[Website and app data records]
▬▬▬▬▬▬▬▬▬▬

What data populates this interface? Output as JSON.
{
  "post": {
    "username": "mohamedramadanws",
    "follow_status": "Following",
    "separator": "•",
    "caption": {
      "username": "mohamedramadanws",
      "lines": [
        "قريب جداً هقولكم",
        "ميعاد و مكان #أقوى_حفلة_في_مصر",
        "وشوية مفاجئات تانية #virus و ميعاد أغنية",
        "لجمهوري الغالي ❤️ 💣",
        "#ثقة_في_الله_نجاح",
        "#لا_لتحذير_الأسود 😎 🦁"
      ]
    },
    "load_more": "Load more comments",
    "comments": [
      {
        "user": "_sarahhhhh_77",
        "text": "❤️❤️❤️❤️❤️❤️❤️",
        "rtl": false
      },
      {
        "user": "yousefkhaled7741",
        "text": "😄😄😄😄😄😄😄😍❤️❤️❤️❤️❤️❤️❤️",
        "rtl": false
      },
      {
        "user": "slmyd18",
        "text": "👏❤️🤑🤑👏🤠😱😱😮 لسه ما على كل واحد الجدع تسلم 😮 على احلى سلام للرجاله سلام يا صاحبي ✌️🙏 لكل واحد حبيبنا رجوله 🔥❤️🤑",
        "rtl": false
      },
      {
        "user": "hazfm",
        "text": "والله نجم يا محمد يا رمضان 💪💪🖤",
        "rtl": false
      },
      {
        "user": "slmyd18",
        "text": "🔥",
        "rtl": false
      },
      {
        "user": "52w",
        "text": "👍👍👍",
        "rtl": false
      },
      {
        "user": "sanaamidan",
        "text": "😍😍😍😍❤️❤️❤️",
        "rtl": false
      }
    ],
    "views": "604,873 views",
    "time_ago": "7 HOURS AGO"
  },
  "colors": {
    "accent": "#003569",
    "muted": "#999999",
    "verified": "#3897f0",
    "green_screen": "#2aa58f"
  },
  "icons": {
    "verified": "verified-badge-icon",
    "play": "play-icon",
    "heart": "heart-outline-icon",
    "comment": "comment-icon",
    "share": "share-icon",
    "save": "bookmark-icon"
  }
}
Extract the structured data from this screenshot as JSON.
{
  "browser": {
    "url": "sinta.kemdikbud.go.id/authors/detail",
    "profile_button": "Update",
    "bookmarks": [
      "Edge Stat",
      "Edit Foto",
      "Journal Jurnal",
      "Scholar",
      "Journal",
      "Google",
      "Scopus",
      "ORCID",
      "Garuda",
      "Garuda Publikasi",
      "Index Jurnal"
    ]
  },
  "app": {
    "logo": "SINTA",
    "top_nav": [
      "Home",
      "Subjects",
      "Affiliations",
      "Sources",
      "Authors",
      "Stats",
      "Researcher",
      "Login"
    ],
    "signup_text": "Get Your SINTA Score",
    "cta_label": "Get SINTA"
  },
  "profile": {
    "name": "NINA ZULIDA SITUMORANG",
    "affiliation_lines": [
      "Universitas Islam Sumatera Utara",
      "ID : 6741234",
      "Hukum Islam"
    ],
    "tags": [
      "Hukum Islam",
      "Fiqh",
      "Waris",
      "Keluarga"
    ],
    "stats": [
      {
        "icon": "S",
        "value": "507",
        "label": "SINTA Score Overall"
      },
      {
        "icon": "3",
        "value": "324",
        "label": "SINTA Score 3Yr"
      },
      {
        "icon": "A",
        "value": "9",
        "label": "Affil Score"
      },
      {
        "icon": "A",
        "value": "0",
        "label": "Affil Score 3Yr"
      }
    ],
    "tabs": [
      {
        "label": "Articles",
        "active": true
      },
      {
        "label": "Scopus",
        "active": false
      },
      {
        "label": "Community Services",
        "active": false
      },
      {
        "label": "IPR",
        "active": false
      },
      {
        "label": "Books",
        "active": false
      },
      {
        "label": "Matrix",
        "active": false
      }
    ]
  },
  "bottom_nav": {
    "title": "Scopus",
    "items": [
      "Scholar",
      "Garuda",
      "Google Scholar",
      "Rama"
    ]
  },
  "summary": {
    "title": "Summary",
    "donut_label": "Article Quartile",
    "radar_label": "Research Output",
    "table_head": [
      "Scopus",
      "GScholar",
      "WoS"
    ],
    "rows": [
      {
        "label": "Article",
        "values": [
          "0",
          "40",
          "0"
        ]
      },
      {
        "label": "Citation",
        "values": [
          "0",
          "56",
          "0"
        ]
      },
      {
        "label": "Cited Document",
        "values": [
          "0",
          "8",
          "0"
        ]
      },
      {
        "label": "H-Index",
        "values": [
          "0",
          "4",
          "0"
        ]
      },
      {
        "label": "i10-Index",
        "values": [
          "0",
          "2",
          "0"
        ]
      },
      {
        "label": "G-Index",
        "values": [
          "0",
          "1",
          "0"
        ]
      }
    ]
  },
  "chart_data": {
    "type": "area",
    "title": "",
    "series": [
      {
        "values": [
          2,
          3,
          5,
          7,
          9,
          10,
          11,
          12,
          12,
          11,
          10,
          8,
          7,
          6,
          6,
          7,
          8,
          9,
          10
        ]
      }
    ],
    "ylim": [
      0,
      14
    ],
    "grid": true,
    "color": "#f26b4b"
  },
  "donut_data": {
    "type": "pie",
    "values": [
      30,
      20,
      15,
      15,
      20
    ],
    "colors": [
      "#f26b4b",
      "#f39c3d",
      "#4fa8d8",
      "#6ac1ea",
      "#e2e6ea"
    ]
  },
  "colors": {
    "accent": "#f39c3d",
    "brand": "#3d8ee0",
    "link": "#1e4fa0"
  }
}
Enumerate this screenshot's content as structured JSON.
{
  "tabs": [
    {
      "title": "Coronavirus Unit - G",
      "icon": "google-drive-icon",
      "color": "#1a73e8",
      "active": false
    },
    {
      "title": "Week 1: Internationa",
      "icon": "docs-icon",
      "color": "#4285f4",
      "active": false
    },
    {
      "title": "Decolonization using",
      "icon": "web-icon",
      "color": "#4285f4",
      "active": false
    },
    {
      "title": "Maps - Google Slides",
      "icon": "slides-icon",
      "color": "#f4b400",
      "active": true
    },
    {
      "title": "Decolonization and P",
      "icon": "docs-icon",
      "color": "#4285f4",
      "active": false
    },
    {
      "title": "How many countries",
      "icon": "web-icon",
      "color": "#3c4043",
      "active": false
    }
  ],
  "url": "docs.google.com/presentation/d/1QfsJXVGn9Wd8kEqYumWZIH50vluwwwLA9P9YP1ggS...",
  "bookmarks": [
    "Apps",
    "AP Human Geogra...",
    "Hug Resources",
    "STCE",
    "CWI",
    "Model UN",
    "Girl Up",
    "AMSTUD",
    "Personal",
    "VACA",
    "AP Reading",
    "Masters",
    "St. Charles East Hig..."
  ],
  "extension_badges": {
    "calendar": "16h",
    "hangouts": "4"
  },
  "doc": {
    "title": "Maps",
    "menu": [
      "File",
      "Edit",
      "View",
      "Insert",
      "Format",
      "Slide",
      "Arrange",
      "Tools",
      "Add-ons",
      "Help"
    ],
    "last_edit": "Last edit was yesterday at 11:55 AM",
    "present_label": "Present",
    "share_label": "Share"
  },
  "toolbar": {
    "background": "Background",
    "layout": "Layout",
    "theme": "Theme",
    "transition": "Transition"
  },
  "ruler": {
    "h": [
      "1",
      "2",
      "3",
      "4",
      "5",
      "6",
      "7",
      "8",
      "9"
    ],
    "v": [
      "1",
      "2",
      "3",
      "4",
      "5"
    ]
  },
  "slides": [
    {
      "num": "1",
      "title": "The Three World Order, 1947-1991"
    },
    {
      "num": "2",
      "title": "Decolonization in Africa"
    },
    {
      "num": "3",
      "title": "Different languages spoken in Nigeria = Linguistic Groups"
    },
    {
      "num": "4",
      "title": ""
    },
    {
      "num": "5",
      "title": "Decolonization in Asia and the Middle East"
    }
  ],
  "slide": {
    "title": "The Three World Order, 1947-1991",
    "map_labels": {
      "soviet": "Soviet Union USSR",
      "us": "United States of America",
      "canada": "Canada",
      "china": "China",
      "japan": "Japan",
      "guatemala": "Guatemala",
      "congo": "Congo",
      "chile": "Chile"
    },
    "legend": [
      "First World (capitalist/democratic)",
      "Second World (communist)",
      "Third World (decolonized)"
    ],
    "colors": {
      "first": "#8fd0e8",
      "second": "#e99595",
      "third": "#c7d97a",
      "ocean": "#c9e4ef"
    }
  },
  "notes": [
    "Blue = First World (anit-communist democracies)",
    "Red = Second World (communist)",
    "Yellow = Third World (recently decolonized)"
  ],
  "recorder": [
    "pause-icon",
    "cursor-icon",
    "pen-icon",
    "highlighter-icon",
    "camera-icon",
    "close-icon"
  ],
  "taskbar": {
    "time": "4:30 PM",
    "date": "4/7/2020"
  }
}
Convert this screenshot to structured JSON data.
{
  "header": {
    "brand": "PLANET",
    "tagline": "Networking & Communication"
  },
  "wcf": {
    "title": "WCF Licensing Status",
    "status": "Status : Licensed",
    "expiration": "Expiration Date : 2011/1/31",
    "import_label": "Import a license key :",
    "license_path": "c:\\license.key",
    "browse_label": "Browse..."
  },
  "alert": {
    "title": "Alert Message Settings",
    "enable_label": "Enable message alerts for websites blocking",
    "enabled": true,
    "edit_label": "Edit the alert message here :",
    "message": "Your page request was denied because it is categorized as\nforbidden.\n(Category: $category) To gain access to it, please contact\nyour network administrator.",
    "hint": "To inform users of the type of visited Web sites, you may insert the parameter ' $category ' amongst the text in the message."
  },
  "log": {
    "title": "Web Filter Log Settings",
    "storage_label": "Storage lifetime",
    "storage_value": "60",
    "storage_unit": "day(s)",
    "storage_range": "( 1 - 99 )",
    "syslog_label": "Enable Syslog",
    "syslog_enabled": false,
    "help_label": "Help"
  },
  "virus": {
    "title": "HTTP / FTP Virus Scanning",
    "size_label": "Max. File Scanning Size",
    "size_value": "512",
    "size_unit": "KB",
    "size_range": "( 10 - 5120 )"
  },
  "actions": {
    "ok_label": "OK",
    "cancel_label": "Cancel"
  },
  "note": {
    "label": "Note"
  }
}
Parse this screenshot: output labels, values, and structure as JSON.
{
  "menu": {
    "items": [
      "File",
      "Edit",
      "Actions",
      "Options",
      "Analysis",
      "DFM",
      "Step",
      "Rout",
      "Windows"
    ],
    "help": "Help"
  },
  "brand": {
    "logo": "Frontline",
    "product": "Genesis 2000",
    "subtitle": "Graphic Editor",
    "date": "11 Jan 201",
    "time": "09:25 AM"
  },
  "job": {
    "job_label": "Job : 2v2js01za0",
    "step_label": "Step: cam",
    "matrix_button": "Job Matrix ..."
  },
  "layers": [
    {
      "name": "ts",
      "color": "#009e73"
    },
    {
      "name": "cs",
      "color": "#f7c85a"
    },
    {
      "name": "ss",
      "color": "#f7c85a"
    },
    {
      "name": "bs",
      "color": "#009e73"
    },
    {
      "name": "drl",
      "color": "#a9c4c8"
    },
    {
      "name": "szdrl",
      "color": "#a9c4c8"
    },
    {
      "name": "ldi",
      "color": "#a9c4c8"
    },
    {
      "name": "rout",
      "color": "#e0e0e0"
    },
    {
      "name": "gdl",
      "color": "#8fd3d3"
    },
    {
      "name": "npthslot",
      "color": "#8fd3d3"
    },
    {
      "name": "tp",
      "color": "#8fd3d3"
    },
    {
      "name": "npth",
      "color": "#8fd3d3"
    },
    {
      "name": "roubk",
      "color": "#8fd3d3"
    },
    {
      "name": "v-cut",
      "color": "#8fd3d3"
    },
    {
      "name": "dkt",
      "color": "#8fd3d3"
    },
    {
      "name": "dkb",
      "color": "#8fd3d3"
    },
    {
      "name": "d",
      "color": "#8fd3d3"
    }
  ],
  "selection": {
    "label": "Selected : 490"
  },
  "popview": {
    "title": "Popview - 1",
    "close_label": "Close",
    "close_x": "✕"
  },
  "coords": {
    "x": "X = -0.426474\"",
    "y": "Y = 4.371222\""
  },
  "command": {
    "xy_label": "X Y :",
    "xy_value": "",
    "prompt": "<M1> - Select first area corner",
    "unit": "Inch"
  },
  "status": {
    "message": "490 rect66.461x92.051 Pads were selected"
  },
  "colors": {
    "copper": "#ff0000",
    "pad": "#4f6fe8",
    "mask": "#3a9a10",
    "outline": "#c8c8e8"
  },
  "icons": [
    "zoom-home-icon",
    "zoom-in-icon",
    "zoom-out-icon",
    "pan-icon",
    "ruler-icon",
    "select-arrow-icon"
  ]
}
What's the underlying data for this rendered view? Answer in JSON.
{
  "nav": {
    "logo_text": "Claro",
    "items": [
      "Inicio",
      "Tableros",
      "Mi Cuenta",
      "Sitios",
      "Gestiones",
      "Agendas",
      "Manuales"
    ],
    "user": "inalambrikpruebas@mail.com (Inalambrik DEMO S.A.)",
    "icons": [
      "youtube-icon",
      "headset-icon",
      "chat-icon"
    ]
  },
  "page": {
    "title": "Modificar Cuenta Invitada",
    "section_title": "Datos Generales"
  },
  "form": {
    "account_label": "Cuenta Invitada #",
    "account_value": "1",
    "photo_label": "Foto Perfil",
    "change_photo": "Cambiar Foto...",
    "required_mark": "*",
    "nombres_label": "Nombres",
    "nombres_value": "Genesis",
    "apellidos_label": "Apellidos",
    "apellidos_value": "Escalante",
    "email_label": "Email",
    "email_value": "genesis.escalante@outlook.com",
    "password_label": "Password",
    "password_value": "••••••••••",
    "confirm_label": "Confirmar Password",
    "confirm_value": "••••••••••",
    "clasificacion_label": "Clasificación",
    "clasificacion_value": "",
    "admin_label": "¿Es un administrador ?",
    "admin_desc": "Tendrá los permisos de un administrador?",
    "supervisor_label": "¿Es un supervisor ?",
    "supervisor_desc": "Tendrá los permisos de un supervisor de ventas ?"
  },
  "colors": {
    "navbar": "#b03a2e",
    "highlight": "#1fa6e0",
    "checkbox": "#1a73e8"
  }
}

▬▬▬▬▬▬▬▬▬▬

> [Task item]: Considering only lines of the records that hold the string "outline", state how many there are and nothing else.

> [Task response]: 2